▶ [Problem details]: Copy, from the entries below, each line in which the string "JSON" appears.

## Start Data entries

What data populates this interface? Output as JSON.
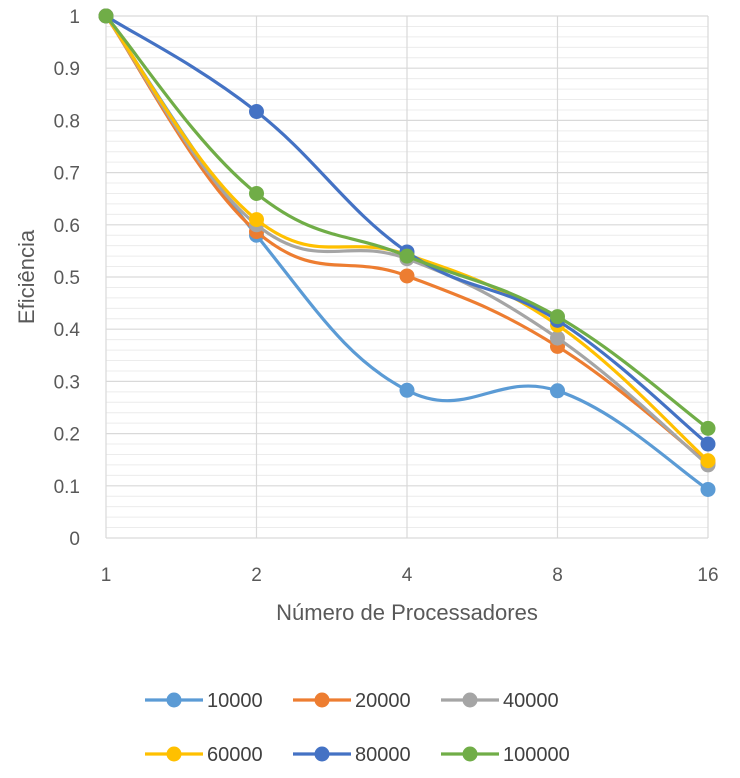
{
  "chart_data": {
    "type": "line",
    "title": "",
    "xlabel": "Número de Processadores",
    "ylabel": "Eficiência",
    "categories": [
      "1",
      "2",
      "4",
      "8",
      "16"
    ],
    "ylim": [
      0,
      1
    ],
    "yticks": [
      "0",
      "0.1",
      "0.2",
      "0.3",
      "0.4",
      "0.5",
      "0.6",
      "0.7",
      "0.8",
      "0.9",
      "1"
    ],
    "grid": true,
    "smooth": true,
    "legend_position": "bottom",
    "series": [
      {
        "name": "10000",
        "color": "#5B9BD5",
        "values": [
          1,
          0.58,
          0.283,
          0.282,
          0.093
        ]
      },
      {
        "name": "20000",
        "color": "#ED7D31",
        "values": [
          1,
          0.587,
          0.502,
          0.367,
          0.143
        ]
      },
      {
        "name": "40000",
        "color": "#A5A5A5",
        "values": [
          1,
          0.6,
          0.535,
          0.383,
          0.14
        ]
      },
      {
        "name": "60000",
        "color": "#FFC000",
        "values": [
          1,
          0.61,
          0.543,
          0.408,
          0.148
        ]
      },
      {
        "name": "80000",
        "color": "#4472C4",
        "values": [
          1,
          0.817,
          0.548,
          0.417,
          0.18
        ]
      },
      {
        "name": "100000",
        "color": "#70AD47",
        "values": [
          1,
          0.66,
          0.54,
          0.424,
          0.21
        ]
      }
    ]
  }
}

## End Data entries
## Start Data entries

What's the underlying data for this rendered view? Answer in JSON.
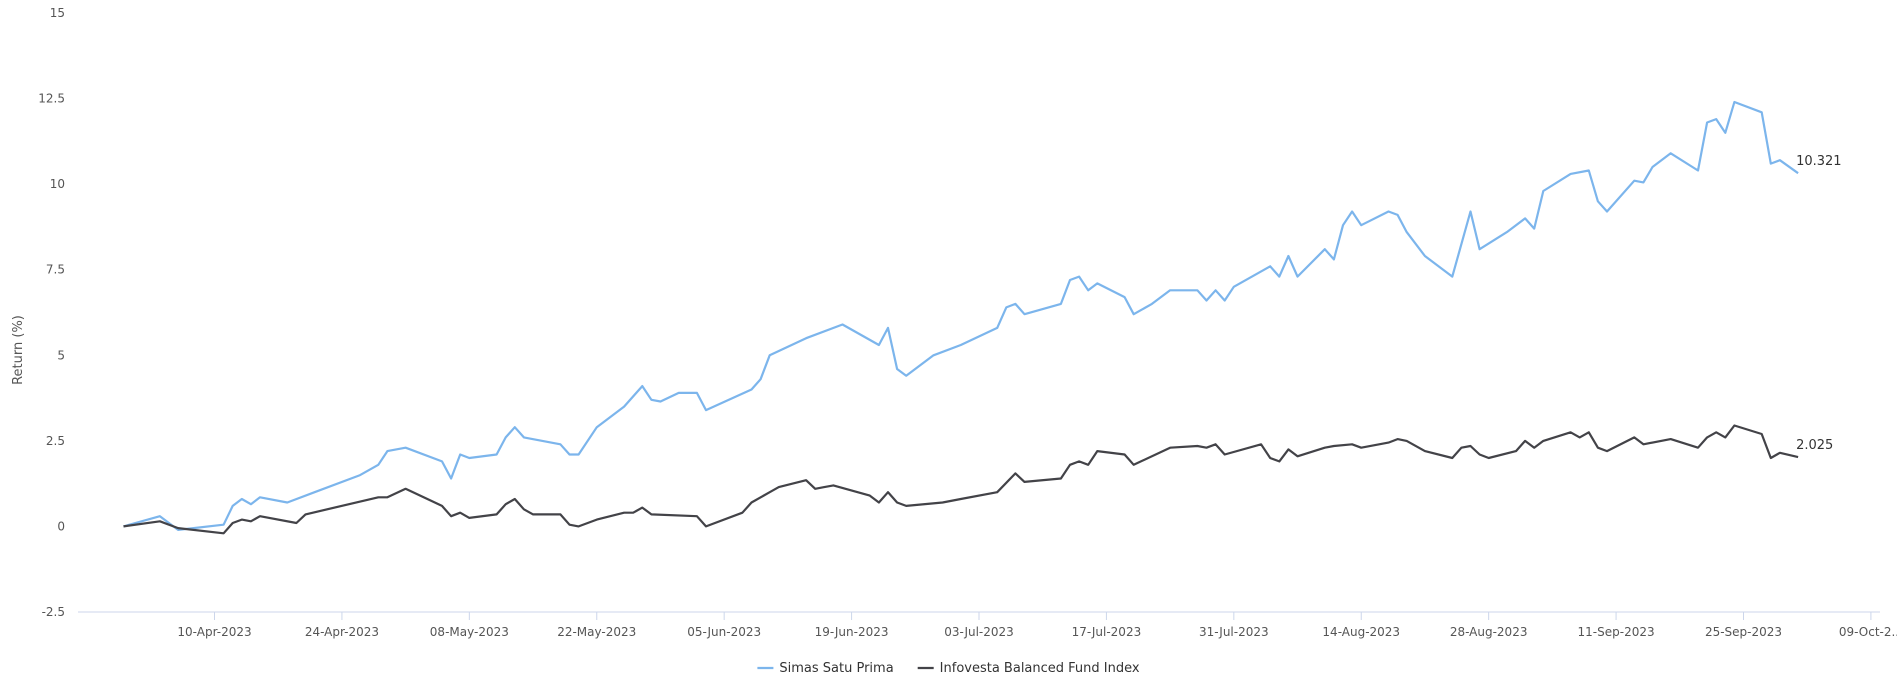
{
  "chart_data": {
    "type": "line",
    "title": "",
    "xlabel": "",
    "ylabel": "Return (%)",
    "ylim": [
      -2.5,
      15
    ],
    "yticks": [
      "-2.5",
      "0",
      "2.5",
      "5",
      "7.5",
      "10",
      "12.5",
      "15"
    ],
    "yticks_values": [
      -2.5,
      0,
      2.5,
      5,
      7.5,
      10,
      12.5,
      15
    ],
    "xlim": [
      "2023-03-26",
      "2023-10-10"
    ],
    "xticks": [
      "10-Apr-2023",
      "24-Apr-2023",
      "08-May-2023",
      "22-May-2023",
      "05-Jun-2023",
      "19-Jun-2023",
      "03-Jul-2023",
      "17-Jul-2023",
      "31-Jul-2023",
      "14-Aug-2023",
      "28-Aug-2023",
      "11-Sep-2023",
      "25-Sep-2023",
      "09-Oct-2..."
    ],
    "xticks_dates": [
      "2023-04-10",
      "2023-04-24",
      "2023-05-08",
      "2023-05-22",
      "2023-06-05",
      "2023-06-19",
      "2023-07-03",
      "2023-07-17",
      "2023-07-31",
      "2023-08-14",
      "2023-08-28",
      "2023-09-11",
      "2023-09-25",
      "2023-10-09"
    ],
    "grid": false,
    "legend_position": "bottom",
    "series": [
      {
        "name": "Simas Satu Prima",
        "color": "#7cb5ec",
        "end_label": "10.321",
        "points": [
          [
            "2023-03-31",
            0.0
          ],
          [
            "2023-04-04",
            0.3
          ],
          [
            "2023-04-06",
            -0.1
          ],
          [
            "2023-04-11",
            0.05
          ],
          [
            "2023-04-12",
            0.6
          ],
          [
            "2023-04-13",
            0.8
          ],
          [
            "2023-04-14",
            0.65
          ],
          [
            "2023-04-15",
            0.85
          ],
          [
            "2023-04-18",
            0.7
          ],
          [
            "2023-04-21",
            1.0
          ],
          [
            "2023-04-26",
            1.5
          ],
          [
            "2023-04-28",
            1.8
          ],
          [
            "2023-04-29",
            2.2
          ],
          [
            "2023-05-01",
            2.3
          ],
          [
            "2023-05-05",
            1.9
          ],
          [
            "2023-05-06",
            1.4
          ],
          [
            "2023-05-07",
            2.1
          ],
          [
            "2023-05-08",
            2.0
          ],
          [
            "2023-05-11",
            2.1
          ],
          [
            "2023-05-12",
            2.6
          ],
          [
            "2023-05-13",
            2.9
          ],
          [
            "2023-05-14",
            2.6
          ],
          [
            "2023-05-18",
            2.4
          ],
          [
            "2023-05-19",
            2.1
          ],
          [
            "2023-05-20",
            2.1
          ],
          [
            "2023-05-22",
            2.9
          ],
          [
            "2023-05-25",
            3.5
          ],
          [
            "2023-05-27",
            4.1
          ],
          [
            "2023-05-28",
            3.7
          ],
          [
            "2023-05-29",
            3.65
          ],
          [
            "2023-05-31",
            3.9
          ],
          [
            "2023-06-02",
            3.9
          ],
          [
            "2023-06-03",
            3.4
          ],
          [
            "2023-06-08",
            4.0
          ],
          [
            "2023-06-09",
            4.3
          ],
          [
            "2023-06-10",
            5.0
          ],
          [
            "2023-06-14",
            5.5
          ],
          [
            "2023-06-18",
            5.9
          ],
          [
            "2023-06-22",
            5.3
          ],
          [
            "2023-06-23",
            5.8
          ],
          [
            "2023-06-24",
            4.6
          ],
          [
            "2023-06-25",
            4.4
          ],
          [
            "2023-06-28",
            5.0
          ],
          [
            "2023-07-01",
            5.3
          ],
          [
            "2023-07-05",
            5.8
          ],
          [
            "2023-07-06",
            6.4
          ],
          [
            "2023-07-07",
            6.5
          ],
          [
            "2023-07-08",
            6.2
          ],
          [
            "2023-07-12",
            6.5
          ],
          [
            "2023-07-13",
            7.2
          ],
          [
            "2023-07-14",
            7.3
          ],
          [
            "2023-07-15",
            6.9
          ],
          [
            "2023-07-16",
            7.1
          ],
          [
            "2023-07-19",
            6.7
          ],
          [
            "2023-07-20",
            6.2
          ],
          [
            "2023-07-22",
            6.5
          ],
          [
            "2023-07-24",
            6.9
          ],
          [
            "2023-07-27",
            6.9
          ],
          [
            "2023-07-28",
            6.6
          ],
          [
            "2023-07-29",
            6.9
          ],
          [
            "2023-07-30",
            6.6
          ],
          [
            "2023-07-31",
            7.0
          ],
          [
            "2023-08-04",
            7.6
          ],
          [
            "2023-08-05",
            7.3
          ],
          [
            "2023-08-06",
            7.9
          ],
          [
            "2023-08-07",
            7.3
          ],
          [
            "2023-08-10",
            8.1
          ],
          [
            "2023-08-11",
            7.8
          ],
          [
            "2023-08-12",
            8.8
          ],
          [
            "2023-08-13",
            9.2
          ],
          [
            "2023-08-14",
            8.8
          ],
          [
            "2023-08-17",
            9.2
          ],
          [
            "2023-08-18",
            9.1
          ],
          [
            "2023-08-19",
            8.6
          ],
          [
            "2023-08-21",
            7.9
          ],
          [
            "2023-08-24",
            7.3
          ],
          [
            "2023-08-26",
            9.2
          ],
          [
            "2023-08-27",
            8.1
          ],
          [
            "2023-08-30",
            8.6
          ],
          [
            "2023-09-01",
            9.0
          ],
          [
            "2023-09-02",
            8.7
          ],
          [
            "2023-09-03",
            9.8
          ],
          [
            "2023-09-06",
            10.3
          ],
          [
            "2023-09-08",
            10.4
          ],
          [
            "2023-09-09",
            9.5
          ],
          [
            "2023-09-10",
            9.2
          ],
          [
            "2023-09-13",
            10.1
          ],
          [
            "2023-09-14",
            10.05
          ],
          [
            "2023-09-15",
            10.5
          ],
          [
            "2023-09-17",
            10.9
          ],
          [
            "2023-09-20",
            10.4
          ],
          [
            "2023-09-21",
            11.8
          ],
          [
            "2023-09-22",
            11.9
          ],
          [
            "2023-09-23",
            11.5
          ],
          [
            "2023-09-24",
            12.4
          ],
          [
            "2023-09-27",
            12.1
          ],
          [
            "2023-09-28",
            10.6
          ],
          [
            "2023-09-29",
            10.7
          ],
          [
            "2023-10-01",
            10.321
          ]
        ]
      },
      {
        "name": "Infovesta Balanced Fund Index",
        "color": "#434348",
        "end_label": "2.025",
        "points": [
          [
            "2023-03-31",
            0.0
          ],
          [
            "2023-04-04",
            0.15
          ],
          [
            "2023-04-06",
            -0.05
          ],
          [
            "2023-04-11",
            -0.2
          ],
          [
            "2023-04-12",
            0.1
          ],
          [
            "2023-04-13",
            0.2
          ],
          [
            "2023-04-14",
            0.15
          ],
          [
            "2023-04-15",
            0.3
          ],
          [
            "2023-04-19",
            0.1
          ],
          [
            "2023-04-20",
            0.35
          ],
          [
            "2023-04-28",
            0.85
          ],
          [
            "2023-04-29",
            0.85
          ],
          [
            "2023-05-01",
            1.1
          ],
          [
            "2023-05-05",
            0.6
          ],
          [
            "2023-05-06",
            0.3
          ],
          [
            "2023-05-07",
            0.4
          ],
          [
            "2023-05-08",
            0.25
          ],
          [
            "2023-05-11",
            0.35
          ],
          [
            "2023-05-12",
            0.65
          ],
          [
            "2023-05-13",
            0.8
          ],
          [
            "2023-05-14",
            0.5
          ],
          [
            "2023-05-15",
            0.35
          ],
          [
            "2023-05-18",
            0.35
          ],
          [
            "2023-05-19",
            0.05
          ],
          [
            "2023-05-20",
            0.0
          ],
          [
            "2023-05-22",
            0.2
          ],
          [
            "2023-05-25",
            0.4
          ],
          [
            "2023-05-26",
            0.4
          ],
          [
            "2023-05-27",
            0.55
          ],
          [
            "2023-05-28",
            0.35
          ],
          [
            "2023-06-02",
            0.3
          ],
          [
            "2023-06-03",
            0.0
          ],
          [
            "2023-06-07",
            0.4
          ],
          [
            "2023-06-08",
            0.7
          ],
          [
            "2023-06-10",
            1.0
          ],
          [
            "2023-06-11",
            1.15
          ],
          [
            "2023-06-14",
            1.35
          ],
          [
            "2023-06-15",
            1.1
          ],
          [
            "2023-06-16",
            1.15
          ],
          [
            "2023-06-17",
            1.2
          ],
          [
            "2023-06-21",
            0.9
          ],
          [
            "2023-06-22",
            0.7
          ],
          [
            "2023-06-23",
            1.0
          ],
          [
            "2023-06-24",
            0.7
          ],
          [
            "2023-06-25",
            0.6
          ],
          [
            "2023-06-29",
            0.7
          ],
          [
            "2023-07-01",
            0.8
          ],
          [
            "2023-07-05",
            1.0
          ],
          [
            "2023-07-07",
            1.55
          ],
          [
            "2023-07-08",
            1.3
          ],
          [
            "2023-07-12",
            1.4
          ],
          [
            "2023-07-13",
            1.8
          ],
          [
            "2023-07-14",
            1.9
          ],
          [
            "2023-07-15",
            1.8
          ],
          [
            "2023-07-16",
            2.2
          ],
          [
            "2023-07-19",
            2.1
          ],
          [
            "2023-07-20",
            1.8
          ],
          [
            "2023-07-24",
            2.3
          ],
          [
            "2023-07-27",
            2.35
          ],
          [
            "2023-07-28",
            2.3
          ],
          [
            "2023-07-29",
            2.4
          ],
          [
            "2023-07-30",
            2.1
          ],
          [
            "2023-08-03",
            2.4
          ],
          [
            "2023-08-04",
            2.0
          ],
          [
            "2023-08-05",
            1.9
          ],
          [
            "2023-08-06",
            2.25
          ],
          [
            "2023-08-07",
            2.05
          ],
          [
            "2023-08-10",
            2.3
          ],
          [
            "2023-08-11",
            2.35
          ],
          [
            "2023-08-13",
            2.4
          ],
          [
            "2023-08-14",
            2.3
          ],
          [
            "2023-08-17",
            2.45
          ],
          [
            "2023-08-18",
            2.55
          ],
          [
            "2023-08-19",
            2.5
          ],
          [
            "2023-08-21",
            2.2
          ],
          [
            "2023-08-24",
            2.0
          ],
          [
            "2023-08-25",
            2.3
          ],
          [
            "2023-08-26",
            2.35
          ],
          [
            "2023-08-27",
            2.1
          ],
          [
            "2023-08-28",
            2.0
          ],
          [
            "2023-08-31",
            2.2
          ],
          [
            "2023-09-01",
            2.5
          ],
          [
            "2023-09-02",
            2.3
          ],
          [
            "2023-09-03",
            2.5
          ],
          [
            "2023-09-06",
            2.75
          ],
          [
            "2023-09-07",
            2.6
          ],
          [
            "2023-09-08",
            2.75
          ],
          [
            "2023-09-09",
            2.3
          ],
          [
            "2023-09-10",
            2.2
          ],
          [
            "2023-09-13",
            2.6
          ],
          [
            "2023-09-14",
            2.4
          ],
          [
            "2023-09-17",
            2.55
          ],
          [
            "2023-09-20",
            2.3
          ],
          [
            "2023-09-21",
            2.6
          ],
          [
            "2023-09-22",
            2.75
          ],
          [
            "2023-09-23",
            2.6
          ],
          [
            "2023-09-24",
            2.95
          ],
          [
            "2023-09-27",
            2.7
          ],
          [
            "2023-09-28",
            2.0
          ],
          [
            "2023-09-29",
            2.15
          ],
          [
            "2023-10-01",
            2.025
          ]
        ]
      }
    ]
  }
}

## End Data entries

▶ [Response to the exercise]:
What data populates this interface? Output as JSON.
What's the underlying data for this rendered view? Answer in JSON.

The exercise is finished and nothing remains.